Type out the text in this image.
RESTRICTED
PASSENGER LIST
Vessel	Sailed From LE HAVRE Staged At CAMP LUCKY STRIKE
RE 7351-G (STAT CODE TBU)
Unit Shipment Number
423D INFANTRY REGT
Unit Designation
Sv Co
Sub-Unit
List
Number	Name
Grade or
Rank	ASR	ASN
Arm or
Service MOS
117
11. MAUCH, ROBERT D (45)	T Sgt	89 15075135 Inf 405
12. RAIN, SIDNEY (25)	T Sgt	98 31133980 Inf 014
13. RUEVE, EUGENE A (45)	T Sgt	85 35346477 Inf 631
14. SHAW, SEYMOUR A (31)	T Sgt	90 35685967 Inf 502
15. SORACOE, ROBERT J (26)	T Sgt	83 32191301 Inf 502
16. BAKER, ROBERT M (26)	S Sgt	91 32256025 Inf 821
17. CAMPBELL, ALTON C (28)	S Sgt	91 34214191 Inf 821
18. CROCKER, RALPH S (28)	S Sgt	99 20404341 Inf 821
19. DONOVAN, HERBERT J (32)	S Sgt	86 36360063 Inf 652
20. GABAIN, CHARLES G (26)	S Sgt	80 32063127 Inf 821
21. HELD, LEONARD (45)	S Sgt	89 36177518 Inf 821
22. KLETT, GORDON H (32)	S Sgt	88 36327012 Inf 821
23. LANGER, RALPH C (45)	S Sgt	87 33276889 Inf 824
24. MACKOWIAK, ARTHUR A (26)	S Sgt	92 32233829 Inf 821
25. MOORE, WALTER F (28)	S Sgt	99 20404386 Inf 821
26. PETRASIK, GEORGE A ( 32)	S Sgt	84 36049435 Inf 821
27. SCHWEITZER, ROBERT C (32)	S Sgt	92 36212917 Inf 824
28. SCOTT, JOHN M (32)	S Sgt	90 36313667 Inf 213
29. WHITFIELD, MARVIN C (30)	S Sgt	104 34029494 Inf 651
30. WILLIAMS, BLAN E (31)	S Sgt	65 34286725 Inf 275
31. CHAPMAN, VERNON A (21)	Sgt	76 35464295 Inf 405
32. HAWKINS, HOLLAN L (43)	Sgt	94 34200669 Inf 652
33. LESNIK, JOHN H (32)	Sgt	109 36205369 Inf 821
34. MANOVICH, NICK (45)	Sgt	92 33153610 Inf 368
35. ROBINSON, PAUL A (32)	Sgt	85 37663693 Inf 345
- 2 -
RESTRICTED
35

WHAT NEEDS TO BE DONE
Ascertain the number of lines in the entries that include the word "JOHN", and report only that number.

THE ANSWER
2